Goal: Every record that follows must be duplicated exactly, with images left out.

Supplied data:

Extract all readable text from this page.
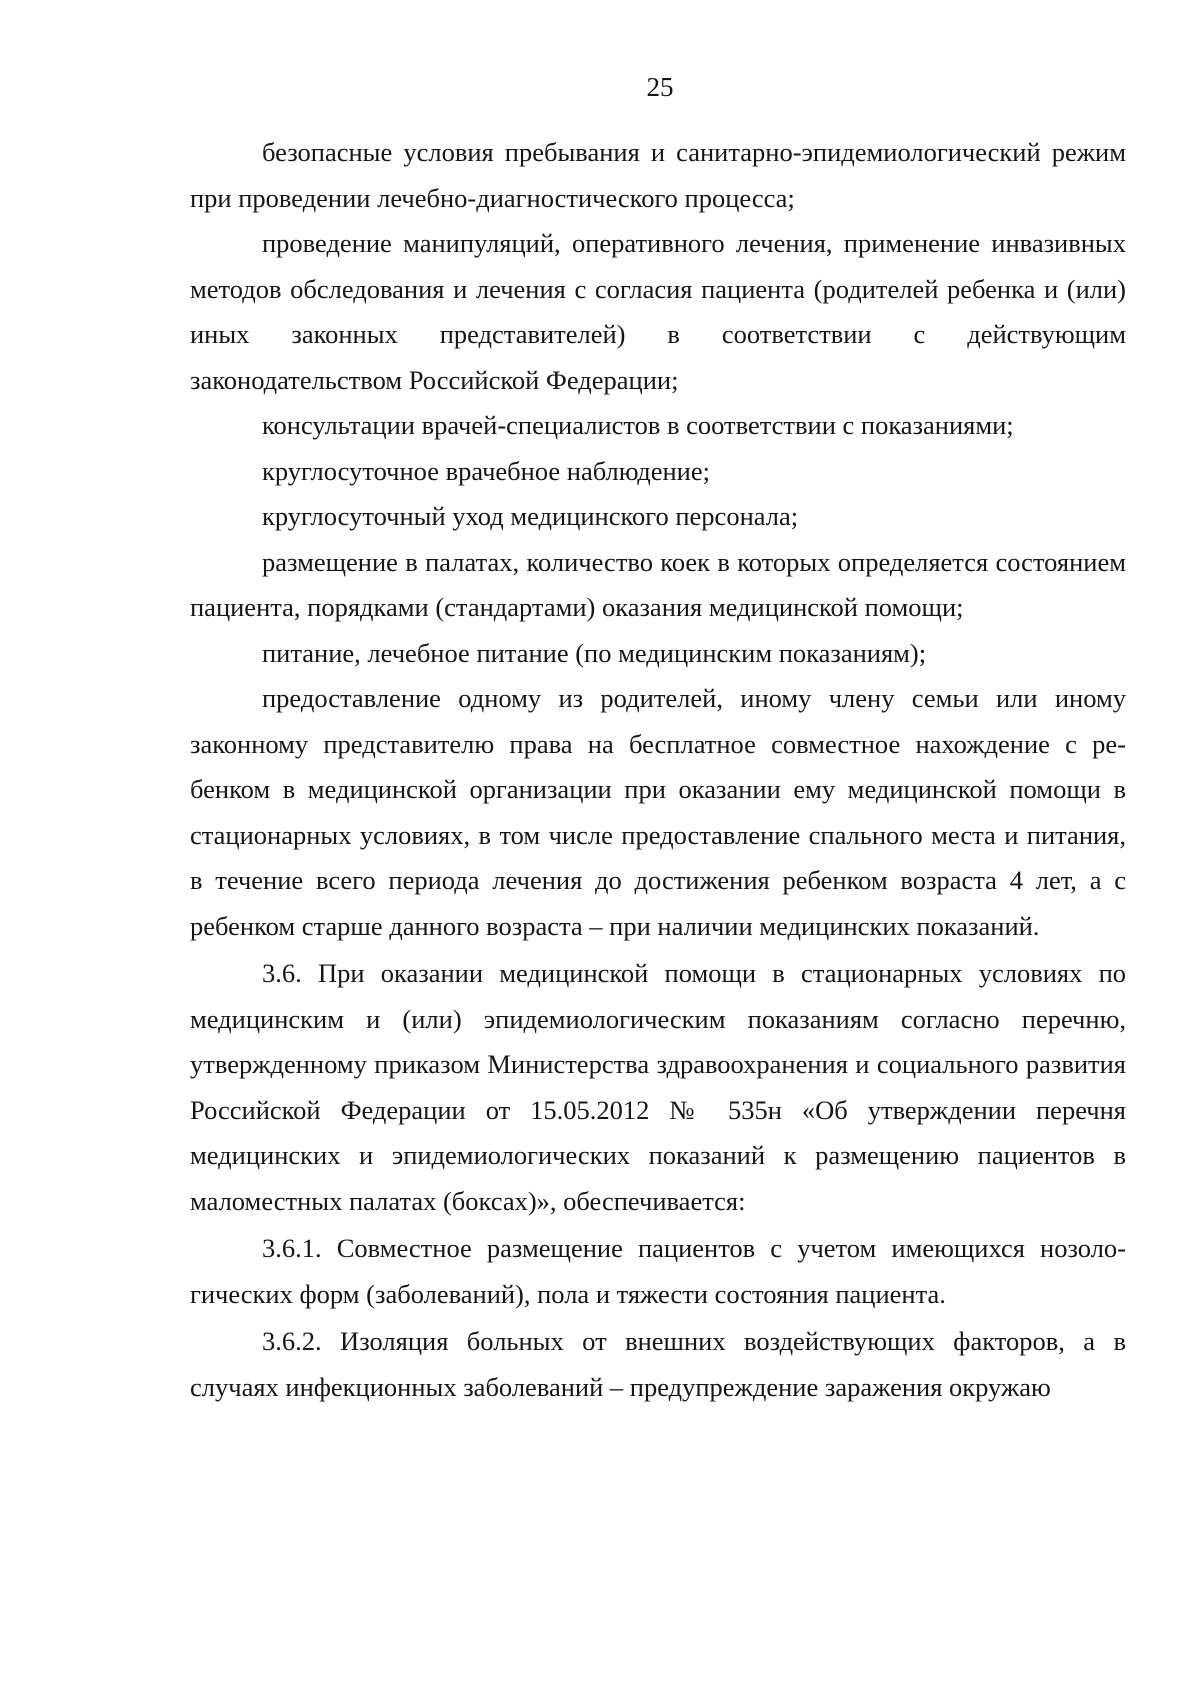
25

безопасные условия пребывания и санитарно-эпидемиологический режим при проведении лечебно-диагностического процесса;

проведение манипуляций, оперативного лечения, применение инвазивных методов обследования и лечения с согласия пациента (родителей ребенка и (или) иных законных представителей) в соответствии с действующим законодательством Российской Федерации;

консультации врачей-специалистов в соответствии с показаниями;

круглосуточное врачебное наблюдение;

круглосуточный уход медицинского персонала;

размещение в палатах, количество коек в которых определяется состоянием пациента, порядками (стандартами) оказания медицинской помощи;

питание, лечебное питание (по медицинским показаниям);

предоставление одному из родителей, иному члену семьи или иному законному представителю права на бесплатное совместное нахождение с ребенком в медицинской организации при оказании ему медицинской помощи в стационарных условиях, в том числе предоставление спального места и питания, в течение всего периода лечения до достижения ребенком возраста 4 лет, а с ребенком старше данного возраста – при наличии медицинских показаний.

3.6. При оказании медицинской помощи в стационарных условиях по медицинским и (или) эпидемиологическим показаниям согласно перечню, утвержденному приказом Министерства здравоохранения и социального развития Российской Федерации от 15.05.2012 № 535н «Об утверждении перечня медицинских и эпидемиологических показаний к размещению пациентов в маломестных палатах (боксах)», обеспечивается:

3.6.1. Совместное размещение пациентов с учетом имеющихся нозологических форм (заболеваний), пола и тяжести состояния пациента.

3.6.2. Изоляция больных от внешних воздействующих факторов, а в случаях инфекционных заболеваний – предупреждение заражения окружаю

Completed exercise:
Extract all readable text from this page.
25

безопасные условия пребывания и санитарно-эпидемиологический режим при проведении лечебно-диагностического процесса;

проведение манипуляций, оперативного лечения, применение инвазивных методов обследования и лечения с согласия пациента (родителей ребенка и (или) иных законных представителей) в соответствии с действующим законодательством Российской Федерации;

консультации врачей-специалистов в соответствии с показаниями;

круглосуточное врачебное наблюдение;

круглосуточный уход медицинского персонала;

размещение в палатах, количество коек в которых определяется состоянием пациента, порядками (стандартами) оказания медицинской помощи;

питание, лечебное питание (по медицинским показаниям);

предоставление одному из родителей, иному члену семьи или иному законному представителю права на бесплатное совместное нахождение с ребенком в медицинской организации при оказании ему медицинской помощи в стационарных условиях, в том числе предоставление спального места и питания, в течение всего периода лечения до достижения ребенком возраста 4 лет, а с ребенком старше данного возраста – при наличии медицинских показаний.

3.6. При оказании медицинской помощи в стационарных условиях по медицинским и (или) эпидемиологическим показаниям согласно перечню, утвержденному приказом Министерства здравоохранения и социального развития Российской Федерации от 15.05.2012 № 535н «Об утверждении перечня медицинских и эпидемиологических показаний к размещению пациентов в маломестных палатах (боксах)», обеспечивается:

3.6.1. Совместное размещение пациентов с учетом имеющихся нозологических форм (заболеваний), пола и тяжести состояния пациента.

3.6.2. Изоляция больных от внешних воздействующих факторов, а в случаях инфекционных заболеваний – предупреждение заражения окружаю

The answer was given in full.